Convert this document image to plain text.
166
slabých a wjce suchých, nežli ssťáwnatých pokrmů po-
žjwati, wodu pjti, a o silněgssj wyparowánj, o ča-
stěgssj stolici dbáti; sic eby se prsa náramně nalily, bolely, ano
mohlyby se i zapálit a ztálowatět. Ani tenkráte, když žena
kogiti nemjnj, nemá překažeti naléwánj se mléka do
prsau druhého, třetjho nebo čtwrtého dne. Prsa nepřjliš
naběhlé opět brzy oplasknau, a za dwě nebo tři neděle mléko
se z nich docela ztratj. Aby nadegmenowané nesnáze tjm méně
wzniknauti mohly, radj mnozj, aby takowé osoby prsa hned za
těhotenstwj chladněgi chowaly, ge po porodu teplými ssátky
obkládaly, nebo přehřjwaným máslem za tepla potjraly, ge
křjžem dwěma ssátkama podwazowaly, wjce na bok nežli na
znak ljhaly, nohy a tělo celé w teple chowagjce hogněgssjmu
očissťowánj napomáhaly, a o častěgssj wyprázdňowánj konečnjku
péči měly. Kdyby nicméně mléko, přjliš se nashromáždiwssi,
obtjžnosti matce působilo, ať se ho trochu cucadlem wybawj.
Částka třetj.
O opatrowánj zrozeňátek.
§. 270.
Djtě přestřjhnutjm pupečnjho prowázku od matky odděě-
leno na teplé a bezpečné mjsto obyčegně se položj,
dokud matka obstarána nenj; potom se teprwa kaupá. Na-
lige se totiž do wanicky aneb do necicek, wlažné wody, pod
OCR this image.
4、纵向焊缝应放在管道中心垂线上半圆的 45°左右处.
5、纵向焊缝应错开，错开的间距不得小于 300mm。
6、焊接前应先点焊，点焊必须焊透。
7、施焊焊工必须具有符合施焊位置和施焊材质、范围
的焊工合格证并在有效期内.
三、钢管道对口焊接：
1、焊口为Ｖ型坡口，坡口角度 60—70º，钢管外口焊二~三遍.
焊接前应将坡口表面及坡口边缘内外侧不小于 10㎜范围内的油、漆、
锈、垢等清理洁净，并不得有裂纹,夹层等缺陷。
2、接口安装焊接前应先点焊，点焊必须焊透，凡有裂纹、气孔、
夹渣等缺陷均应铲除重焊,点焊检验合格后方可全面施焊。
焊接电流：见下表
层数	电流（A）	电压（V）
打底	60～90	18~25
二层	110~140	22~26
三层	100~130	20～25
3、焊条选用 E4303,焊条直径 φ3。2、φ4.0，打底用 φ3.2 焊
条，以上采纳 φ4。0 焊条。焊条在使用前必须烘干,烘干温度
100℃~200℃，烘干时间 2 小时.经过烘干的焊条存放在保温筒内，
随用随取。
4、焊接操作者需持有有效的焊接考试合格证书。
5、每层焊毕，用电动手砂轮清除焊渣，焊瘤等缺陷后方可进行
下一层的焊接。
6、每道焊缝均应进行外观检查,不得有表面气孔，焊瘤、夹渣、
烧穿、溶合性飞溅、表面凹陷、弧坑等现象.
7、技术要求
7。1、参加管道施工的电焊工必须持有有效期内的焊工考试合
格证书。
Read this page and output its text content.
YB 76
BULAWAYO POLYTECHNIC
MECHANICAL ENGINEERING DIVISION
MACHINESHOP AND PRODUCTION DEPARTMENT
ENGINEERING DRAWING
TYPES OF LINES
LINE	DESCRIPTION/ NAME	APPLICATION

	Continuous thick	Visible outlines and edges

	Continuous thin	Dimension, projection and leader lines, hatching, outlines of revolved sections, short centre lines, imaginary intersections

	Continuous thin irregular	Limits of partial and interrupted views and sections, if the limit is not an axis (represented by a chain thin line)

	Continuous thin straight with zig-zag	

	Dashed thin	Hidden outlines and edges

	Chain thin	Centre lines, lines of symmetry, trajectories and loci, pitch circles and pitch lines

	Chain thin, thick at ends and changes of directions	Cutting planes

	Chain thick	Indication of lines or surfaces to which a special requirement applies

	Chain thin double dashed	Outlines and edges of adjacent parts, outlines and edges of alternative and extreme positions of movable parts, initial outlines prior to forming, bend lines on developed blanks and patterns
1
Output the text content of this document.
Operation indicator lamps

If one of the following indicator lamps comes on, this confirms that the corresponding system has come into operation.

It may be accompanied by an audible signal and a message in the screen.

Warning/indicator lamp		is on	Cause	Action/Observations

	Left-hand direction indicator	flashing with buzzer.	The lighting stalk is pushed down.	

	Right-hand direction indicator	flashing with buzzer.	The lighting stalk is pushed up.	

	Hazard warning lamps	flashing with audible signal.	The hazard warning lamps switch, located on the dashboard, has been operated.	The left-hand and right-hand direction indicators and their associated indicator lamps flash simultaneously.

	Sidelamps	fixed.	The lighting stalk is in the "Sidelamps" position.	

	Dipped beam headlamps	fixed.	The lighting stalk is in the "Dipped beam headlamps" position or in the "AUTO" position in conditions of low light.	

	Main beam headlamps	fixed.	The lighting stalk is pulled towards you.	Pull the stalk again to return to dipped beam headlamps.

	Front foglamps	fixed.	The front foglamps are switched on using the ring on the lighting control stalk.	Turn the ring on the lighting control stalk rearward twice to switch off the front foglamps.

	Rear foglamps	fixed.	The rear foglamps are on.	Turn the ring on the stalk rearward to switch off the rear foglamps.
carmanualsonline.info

__TASK TO COMPLETE__:
Show all lines in the entries above where the string "text" appears.

__OUTPUT OF THE EXERCISE__:
Convert this document image to plain text.
Read this page and output its text content.
Output the text content of this document.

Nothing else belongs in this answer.